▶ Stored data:
□ □ □ □ □ □ □
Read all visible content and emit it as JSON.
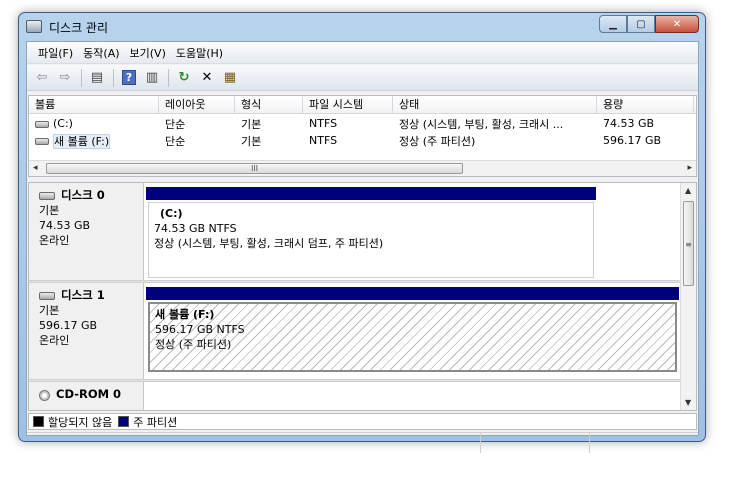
{
  "window": {
    "title": "디스크 관리"
  },
  "menu": [
    "파일(F)",
    "동작(A)",
    "보기(V)",
    "도움말(H)"
  ],
  "toolbar": {
    "back_glyph": "⇦",
    "forward_glyph": "⇨",
    "list_glyph": "▤",
    "help_glyph": "?",
    "view_glyph": "▥",
    "refresh_glyph": "↻",
    "delete_glyph": "✕",
    "properties_glyph": "▦"
  },
  "volume_list": {
    "columns": [
      "볼륨",
      "레이아웃",
      "형식",
      "파일 시스템",
      "상태",
      "용량"
    ],
    "rows": [
      {
        "volume": "(C:)",
        "layout": "단순",
        "type": "기본",
        "fs": "NTFS",
        "status": "정상 (시스템, 부팅, 활성, 크래시 ...",
        "capacity": "74.53 GB"
      },
      {
        "volume": "새 볼륨 (F:)",
        "layout": "단순",
        "type": "기본",
        "fs": "NTFS",
        "status": "정상 (주 파티션)",
        "capacity": "596.17 GB"
      }
    ],
    "scroll_thumb_grip": "III"
  },
  "disks": [
    {
      "name": "디스크 0",
      "type": "기본",
      "size": "74.53 GB",
      "state": "온라인",
      "partition": {
        "name": "(C:)",
        "size_fs": "74.53 GB NTFS",
        "status": "정상 (시스템, 부팅, 활성, 크래시 덤프, 주 파티션)"
      }
    },
    {
      "name": "디스크 1",
      "type": "기본",
      "size": "596.17 GB",
      "state": "온라인",
      "partition": {
        "name": "새 볼륨  (F:)",
        "size_fs": "596.17 GB NTFS",
        "status": "정상 (주 파티션)"
      }
    },
    {
      "name": "CD-ROM 0"
    }
  ],
  "legend": [
    {
      "label": "할당되지 않음",
      "color": "#000000"
    },
    {
      "label": "주 파티션",
      "color": "#00007f"
    }
  ],
  "vscroll_grip": "≡"
}
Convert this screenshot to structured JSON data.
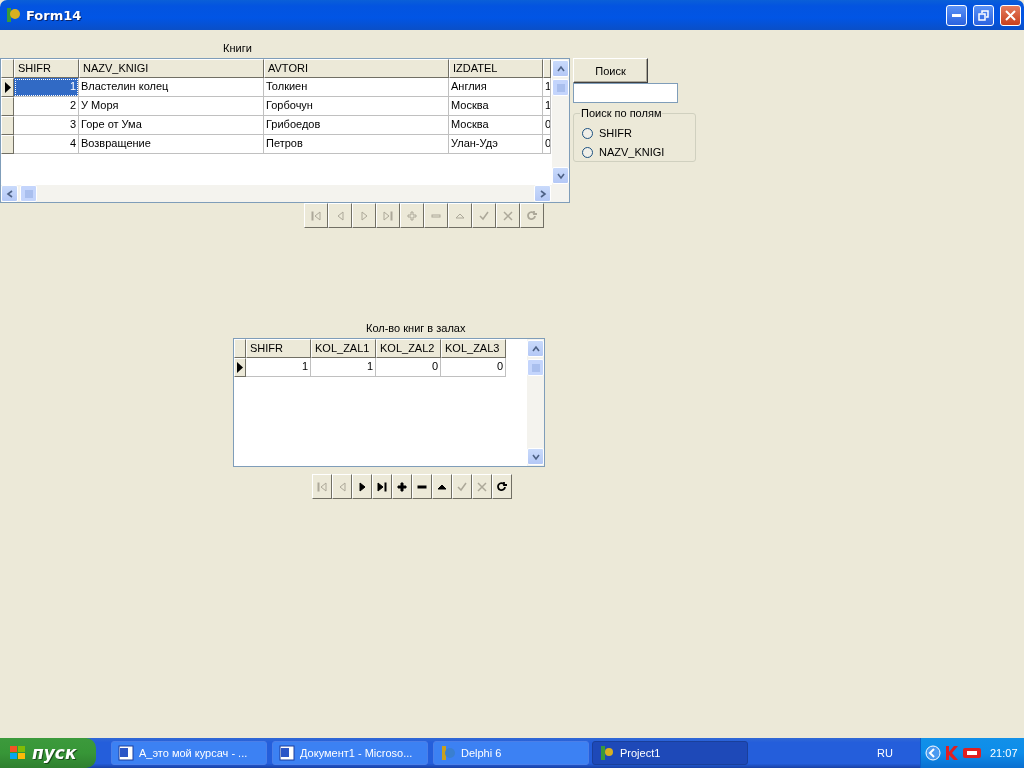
{
  "window": {
    "title": "Form14"
  },
  "books_label": "Книги",
  "books_grid": {
    "columns": [
      "SHIFR",
      "NAZV_KNIGI",
      "AVTORI",
      "IZDATEL"
    ],
    "rows": [
      {
        "selected": true,
        "cells": [
          "1",
          "Властелин колец",
          "Толкиен",
          "Англия"
        ],
        "column_5": "1"
      },
      {
        "selected": false,
        "cells": [
          "2",
          "У Моря",
          "Горбочун",
          "Москва"
        ],
        "column_5": "1"
      },
      {
        "selected": false,
        "cells": [
          "3",
          "Горе от Ума",
          "Грибоедов",
          "Москва"
        ],
        "column_5": "0"
      },
      {
        "selected": false,
        "cells": [
          "4",
          "Возвращение",
          "Петров",
          "Улан-Удэ"
        ],
        "column_5": "0"
      }
    ]
  },
  "books_navigator": [
    {
      "kind": "first",
      "disabled": true
    },
    {
      "kind": "prior",
      "disabled": true
    },
    {
      "kind": "next",
      "disabled": true
    },
    {
      "kind": "last",
      "disabled": true
    },
    {
      "kind": "insert",
      "disabled": true
    },
    {
      "kind": "delete",
      "disabled": true
    },
    {
      "kind": "edit",
      "disabled": true
    },
    {
      "kind": "post",
      "disabled": true
    },
    {
      "kind": "cancel",
      "disabled": true
    },
    {
      "kind": "refresh",
      "disabled": true
    }
  ],
  "search": {
    "button": "Поиск",
    "group_title": "Поиск по полям",
    "options": [
      {
        "label": "SHIFR",
        "selected": false
      },
      {
        "label": "NAZV_KNIGI",
        "selected": false
      }
    ]
  },
  "halls_label": "Кол-во книг в залах",
  "halls_grid": {
    "columns": [
      "SHIFR",
      "KOL_ZAL1",
      "KOL_ZAL2",
      "KOL_ZAL3"
    ],
    "rows": [
      {
        "selected": true,
        "cells": [
          "1",
          "1",
          "0",
          "0"
        ]
      }
    ]
  },
  "halls_navigator": [
    {
      "kind": "first",
      "disabled": true
    },
    {
      "kind": "prior",
      "disabled": true
    },
    {
      "kind": "next",
      "disabled": false
    },
    {
      "kind": "last",
      "disabled": false
    },
    {
      "kind": "insert",
      "disabled": false
    },
    {
      "kind": "delete",
      "disabled": false
    },
    {
      "kind": "edit",
      "disabled": false
    },
    {
      "kind": "post",
      "disabled": true
    },
    {
      "kind": "cancel",
      "disabled": true
    },
    {
      "kind": "refresh",
      "disabled": false
    }
  ],
  "taskbar": {
    "start": "пуск",
    "tasks": [
      {
        "label": "А_это мой курсач - ...",
        "kind": "word",
        "selected": false
      },
      {
        "label": "Документ1 - Microso...",
        "kind": "word",
        "selected": false
      },
      {
        "label": "Delphi 6",
        "kind": "delphi",
        "selected": false
      },
      {
        "label": "Project1",
        "kind": "app",
        "selected": true
      }
    ],
    "language": "RU",
    "clock": "21:07"
  }
}
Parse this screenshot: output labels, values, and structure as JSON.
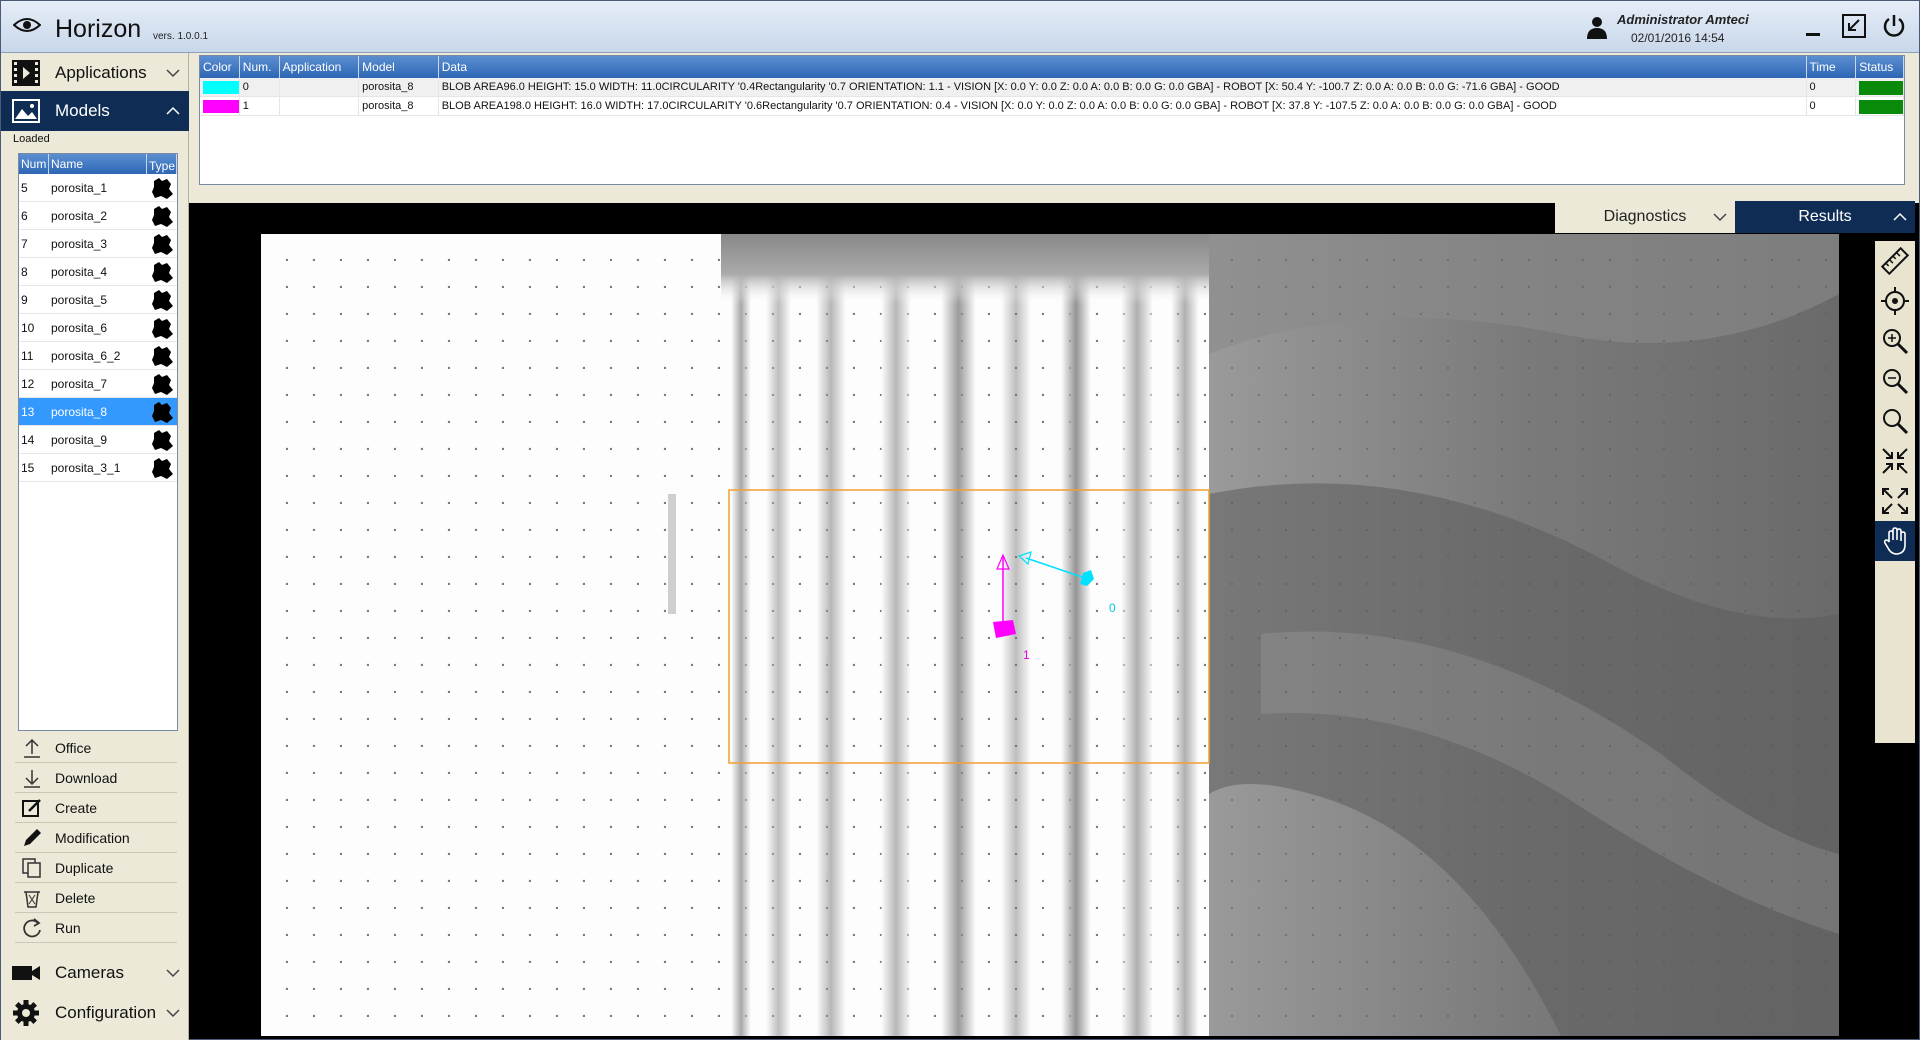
{
  "app": {
    "title": "Horizon",
    "version": "vers. 1.0.0.1"
  },
  "user": {
    "name": "Administrator Amteci",
    "datetime": "02/01/2016 14:54"
  },
  "sidebar": {
    "menus": [
      {
        "label": "Applications"
      },
      {
        "label": "Models"
      },
      {
        "label": "Cameras"
      },
      {
        "label": "Configuration"
      }
    ],
    "loaded_label": "Loaded",
    "models_table": {
      "columns": [
        "Num",
        "Name",
        "Type"
      ],
      "rows": [
        {
          "num": "5",
          "name": "porosita_1"
        },
        {
          "num": "6",
          "name": "porosita_2"
        },
        {
          "num": "7",
          "name": "porosita_3"
        },
        {
          "num": "8",
          "name": "porosita_4"
        },
        {
          "num": "9",
          "name": "porosita_5"
        },
        {
          "num": "10",
          "name": "porosita_6"
        },
        {
          "num": "11",
          "name": "porosita_6_2"
        },
        {
          "num": "12",
          "name": "porosita_7"
        },
        {
          "num": "13",
          "name": "porosita_8",
          "selected": true
        },
        {
          "num": "14",
          "name": "porosita_9"
        },
        {
          "num": "15",
          "name": "porosita_3_1"
        }
      ]
    },
    "actions": [
      {
        "label": "Office",
        "icon": "upload-icon"
      },
      {
        "label": "Download",
        "icon": "download-icon"
      },
      {
        "label": "Create",
        "icon": "create-icon"
      },
      {
        "label": "Modification",
        "icon": "pencil-icon"
      },
      {
        "label": "Duplicate",
        "icon": "duplicate-icon"
      },
      {
        "label": "Delete",
        "icon": "trash-icon"
      },
      {
        "label": "Run",
        "icon": "refresh-icon"
      }
    ]
  },
  "results": {
    "columns": [
      "Color",
      "Num.",
      "Application",
      "Model",
      "Data",
      "Time",
      "Status"
    ],
    "rows": [
      {
        "color": "#00ffff",
        "num": "0",
        "application": "",
        "model": "porosita_8",
        "data": "BLOB AREA96.0 HEIGHT: 15.0 WIDTH: 11.0CIRCULARITY '0.4Rectangularity '0.7 ORIENTATION: 1.1 - VISION [X: 0.0 Y: 0.0 Z: 0.0 A: 0.0 B: 0.0 G: 0.0 GBA] - ROBOT [X: 50.4 Y: -100.7 Z: 0.0 A: 0.0 B: 0.0 G: -71.6 GBA] - GOOD",
        "time": "0",
        "status_color": "#0a8a0a"
      },
      {
        "color": "#ff00ff",
        "num": "1",
        "application": "",
        "model": "porosita_8",
        "data": "BLOB AREA198.0 HEIGHT: 16.0 WIDTH: 17.0CIRCULARITY '0.6Rectangularity '0.7 ORIENTATION: 0.4 - VISION [X: 0.0 Y: 0.0 Z: 0.0 A: 0.0 B: 0.0 G: 0.0 GBA] - ROBOT [X: 37.8 Y: -107.5 Z: 0.0 A: 0.0 B: 0.0 G: 0.0 GBA] - GOOD",
        "time": "0",
        "status_color": "#0a8a0a"
      }
    ]
  },
  "tabs": {
    "diagnostics": "Diagnostics",
    "results": "Results"
  },
  "overlay": {
    "label_0": "0",
    "label_1": "1"
  },
  "toolbar": {
    "tools": [
      "ruler-icon",
      "target-icon",
      "zoom-in-icon",
      "zoom-out-icon",
      "zoom-icon",
      "fit-icon",
      "expand-icon",
      "hand-icon"
    ],
    "active": "hand-icon"
  }
}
□ □ □ □ □ □ □
▶ What you have to do: In the records above, how many lines include the string "screenshot"? Answer with only the number.

▶ Solved problem: 2